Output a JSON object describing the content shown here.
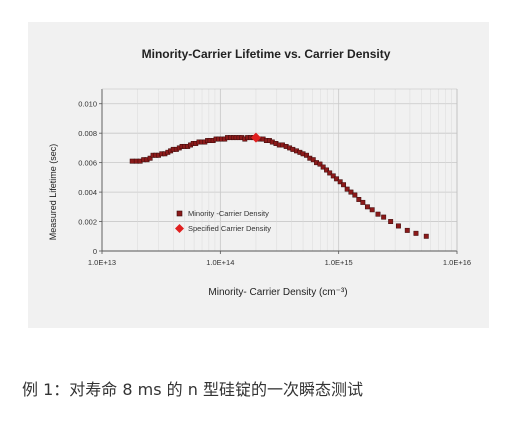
{
  "caption": "例 1：对寿命 8 ms 的 n 型硅锭的一次瞬态测试",
  "chart_data": {
    "type": "scatter",
    "title": "Minority-Carrier Lifetime vs. Carrier Density",
    "xlabel": "Minority- Carrier Density (cm⁻³)",
    "ylabel": "Measured Lifetime (sec)",
    "x_scale": "log",
    "xlim": [
      10000000000000.0,
      1e+16
    ],
    "ylim": [
      0,
      0.011
    ],
    "x_ticks": [
      "1.0E+13",
      "1.0E+14",
      "1.0E+15",
      "1.0E+16"
    ],
    "y_ticks": [
      "0",
      "0.002",
      "0.004",
      "0.006",
      "0.008",
      "0.010"
    ],
    "grid": true,
    "legend_position": "lower-left",
    "colors": {
      "series": "#8b1a1a",
      "highlight": "#e02020",
      "grid": "#c8c8c8",
      "panel": "#f1f1f1"
    },
    "series": [
      {
        "name": "Minority -Carrier Density",
        "marker": "square",
        "points": [
          [
            18000000000000.0,
            0.0061
          ],
          [
            19500000000000.0,
            0.0061
          ],
          [
            21000000000000.0,
            0.0061
          ],
          [
            22500000000000.0,
            0.0062
          ],
          [
            24000000000000.0,
            0.0062
          ],
          [
            25500000000000.0,
            0.0063
          ],
          [
            27000000000000.0,
            0.0065
          ],
          [
            28500000000000.0,
            0.0065
          ],
          [
            30000000000000.0,
            0.0065
          ],
          [
            32000000000000.0,
            0.0066
          ],
          [
            34000000000000.0,
            0.0066
          ],
          [
            36000000000000.0,
            0.0067
          ],
          [
            38000000000000.0,
            0.0068
          ],
          [
            40000000000000.0,
            0.0069
          ],
          [
            42500000000000.0,
            0.0069
          ],
          [
            45000000000000.0,
            0.007
          ],
          [
            47500000000000.0,
            0.0071
          ],
          [
            50000000000000.0,
            0.0071
          ],
          [
            53000000000000.0,
            0.0071
          ],
          [
            56000000000000.0,
            0.0072
          ],
          [
            59000000000000.0,
            0.0073
          ],
          [
            62000000000000.0,
            0.0073
          ],
          [
            66000000000000.0,
            0.0074
          ],
          [
            70000000000000.0,
            0.0074
          ],
          [
            74000000000000.0,
            0.0074
          ],
          [
            78000000000000.0,
            0.0075
          ],
          [
            82000000000000.0,
            0.0075
          ],
          [
            87000000000000.0,
            0.0075
          ],
          [
            92000000000000.0,
            0.0076
          ],
          [
            97000000000000.0,
            0.0076
          ],
          [
            103000000000000.0,
            0.0076
          ],
          [
            109000000000000.0,
            0.0076
          ],
          [
            115000000000000.0,
            0.0077
          ],
          [
            122000000000000.0,
            0.0077
          ],
          [
            129000000000000.0,
            0.0077
          ],
          [
            136000000000000.0,
            0.0077
          ],
          [
            144000000000000.0,
            0.0077
          ],
          [
            152000000000000.0,
            0.0077
          ],
          [
            161000000000000.0,
            0.0076
          ],
          [
            170000000000000.0,
            0.0077
          ],
          [
            180000000000000.0,
            0.0077
          ],
          [
            190000000000000.0,
            0.0077
          ],
          [
            215000000000000.0,
            0.0076
          ],
          [
            230000000000000.0,
            0.0076
          ],
          [
            245000000000000.0,
            0.0075
          ],
          [
            260000000000000.0,
            0.0075
          ],
          [
            275000000000000.0,
            0.0074
          ],
          [
            295000000000000.0,
            0.0073
          ],
          [
            315000000000000.0,
            0.0072
          ],
          [
            335000000000000.0,
            0.0072
          ],
          [
            360000000000000.0,
            0.0071
          ],
          [
            385000000000000.0,
            0.007
          ],
          [
            410000000000000.0,
            0.0069
          ],
          [
            440000000000000.0,
            0.0068
          ],
          [
            470000000000000.0,
            0.0067
          ],
          [
            500000000000000.0,
            0.0066
          ],
          [
            535000000000000.0,
            0.0065
          ],
          [
            570000000000000.0,
            0.0063
          ],
          [
            610000000000000.0,
            0.0062
          ],
          [
            650000000000000.0,
            0.006
          ],
          [
            695000000000000.0,
            0.0059
          ],
          [
            740000000000000.0,
            0.0057
          ],
          [
            790000000000000.0,
            0.0055
          ],
          [
            840000000000000.0,
            0.0053
          ],
          [
            900000000000000.0,
            0.0051
          ],
          [
            960000000000000.0,
            0.0049
          ],
          [
            1030000000000000.0,
            0.0047
          ],
          [
            1100000000000000.0,
            0.0045
          ],
          [
            1180000000000000.0,
            0.0042
          ],
          [
            1270000000000000.0,
            0.004
          ],
          [
            1370000000000000.0,
            0.0038
          ],
          [
            1480000000000000.0,
            0.0035
          ],
          [
            1600000000000000.0,
            0.0033
          ],
          [
            1750000000000000.0,
            0.003
          ],
          [
            1920000000000000.0,
            0.0028
          ],
          [
            2150000000000000.0,
            0.0025
          ],
          [
            2400000000000000.0,
            0.0023
          ],
          [
            2750000000000000.0,
            0.002
          ],
          [
            3200000000000000.0,
            0.0017
          ],
          [
            3800000000000000.0,
            0.0014
          ],
          [
            4500000000000000.0,
            0.0012
          ],
          [
            5500000000000000.0,
            0.001
          ]
        ]
      },
      {
        "name": "Specified Carrier Density",
        "marker": "diamond",
        "points": [
          [
            200000000000000.0,
            0.0077
          ]
        ]
      }
    ]
  }
}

☆ ☆ ☆ ☆ ☆

Give back each entry exactly as it appears, with no pictures.

Output a JSON object describing the content shown here.
{
  "caption": "例 1：对寿命 8 ms 的 n 型硅锭的一次瞬态测试",
  "chart_data": {
    "type": "scatter",
    "title": "Minority-Carrier Lifetime vs. Carrier Density",
    "xlabel": "Minority- Carrier Density (cm⁻³)",
    "ylabel": "Measured Lifetime (sec)",
    "x_scale": "log",
    "xlim": [
      10000000000000.0,
      1e+16
    ],
    "ylim": [
      0,
      0.011
    ],
    "x_ticks": [
      "1.0E+13",
      "1.0E+14",
      "1.0E+15",
      "1.0E+16"
    ],
    "y_ticks": [
      "0",
      "0.002",
      "0.004",
      "0.006",
      "0.008",
      "0.010"
    ],
    "grid": true,
    "legend_position": "lower-left",
    "colors": {
      "series": "#8b1a1a",
      "highlight": "#e02020",
      "grid": "#c8c8c8",
      "panel": "#f1f1f1"
    },
    "series": [
      {
        "name": "Minority -Carrier Density",
        "marker": "square",
        "points": [
          [
            18000000000000.0,
            0.0061
          ],
          [
            19500000000000.0,
            0.0061
          ],
          [
            21000000000000.0,
            0.0061
          ],
          [
            22500000000000.0,
            0.0062
          ],
          [
            24000000000000.0,
            0.0062
          ],
          [
            25500000000000.0,
            0.0063
          ],
          [
            27000000000000.0,
            0.0065
          ],
          [
            28500000000000.0,
            0.0065
          ],
          [
            30000000000000.0,
            0.0065
          ],
          [
            32000000000000.0,
            0.0066
          ],
          [
            34000000000000.0,
            0.0066
          ],
          [
            36000000000000.0,
            0.0067
          ],
          [
            38000000000000.0,
            0.0068
          ],
          [
            40000000000000.0,
            0.0069
          ],
          [
            42500000000000.0,
            0.0069
          ],
          [
            45000000000000.0,
            0.007
          ],
          [
            47500000000000.0,
            0.0071
          ],
          [
            50000000000000.0,
            0.0071
          ],
          [
            53000000000000.0,
            0.0071
          ],
          [
            56000000000000.0,
            0.0072
          ],
          [
            59000000000000.0,
            0.0073
          ],
          [
            62000000000000.0,
            0.0073
          ],
          [
            66000000000000.0,
            0.0074
          ],
          [
            70000000000000.0,
            0.0074
          ],
          [
            74000000000000.0,
            0.0074
          ],
          [
            78000000000000.0,
            0.0075
          ],
          [
            82000000000000.0,
            0.0075
          ],
          [
            87000000000000.0,
            0.0075
          ],
          [
            92000000000000.0,
            0.0076
          ],
          [
            97000000000000.0,
            0.0076
          ],
          [
            103000000000000.0,
            0.0076
          ],
          [
            109000000000000.0,
            0.0076
          ],
          [
            115000000000000.0,
            0.0077
          ],
          [
            122000000000000.0,
            0.0077
          ],
          [
            129000000000000.0,
            0.0077
          ],
          [
            136000000000000.0,
            0.0077
          ],
          [
            144000000000000.0,
            0.0077
          ],
          [
            152000000000000.0,
            0.0077
          ],
          [
            161000000000000.0,
            0.0076
          ],
          [
            170000000000000.0,
            0.0077
          ],
          [
            180000000000000.0,
            0.0077
          ],
          [
            190000000000000.0,
            0.0077
          ],
          [
            215000000000000.0,
            0.0076
          ],
          [
            230000000000000.0,
            0.0076
          ],
          [
            245000000000000.0,
            0.0075
          ],
          [
            260000000000000.0,
            0.0075
          ],
          [
            275000000000000.0,
            0.0074
          ],
          [
            295000000000000.0,
            0.0073
          ],
          [
            315000000000000.0,
            0.0072
          ],
          [
            335000000000000.0,
            0.0072
          ],
          [
            360000000000000.0,
            0.0071
          ],
          [
            385000000000000.0,
            0.007
          ],
          [
            410000000000000.0,
            0.0069
          ],
          [
            440000000000000.0,
            0.0068
          ],
          [
            470000000000000.0,
            0.0067
          ],
          [
            500000000000000.0,
            0.0066
          ],
          [
            535000000000000.0,
            0.0065
          ],
          [
            570000000000000.0,
            0.0063
          ],
          [
            610000000000000.0,
            0.0062
          ],
          [
            650000000000000.0,
            0.006
          ],
          [
            695000000000000.0,
            0.0059
          ],
          [
            740000000000000.0,
            0.0057
          ],
          [
            790000000000000.0,
            0.0055
          ],
          [
            840000000000000.0,
            0.0053
          ],
          [
            900000000000000.0,
            0.0051
          ],
          [
            960000000000000.0,
            0.0049
          ],
          [
            1030000000000000.0,
            0.0047
          ],
          [
            1100000000000000.0,
            0.0045
          ],
          [
            1180000000000000.0,
            0.0042
          ],
          [
            1270000000000000.0,
            0.004
          ],
          [
            1370000000000000.0,
            0.0038
          ],
          [
            1480000000000000.0,
            0.0035
          ],
          [
            1600000000000000.0,
            0.0033
          ],
          [
            1750000000000000.0,
            0.003
          ],
          [
            1920000000000000.0,
            0.0028
          ],
          [
            2150000000000000.0,
            0.0025
          ],
          [
            2400000000000000.0,
            0.0023
          ],
          [
            2750000000000000.0,
            0.002
          ],
          [
            3200000000000000.0,
            0.0017
          ],
          [
            3800000000000000.0,
            0.0014
          ],
          [
            4500000000000000.0,
            0.0012
          ],
          [
            5500000000000000.0,
            0.001
          ]
        ]
      },
      {
        "name": "Specified Carrier Density",
        "marker": "diamond",
        "points": [
          [
            200000000000000.0,
            0.0077
          ]
        ]
      }
    ]
  }
}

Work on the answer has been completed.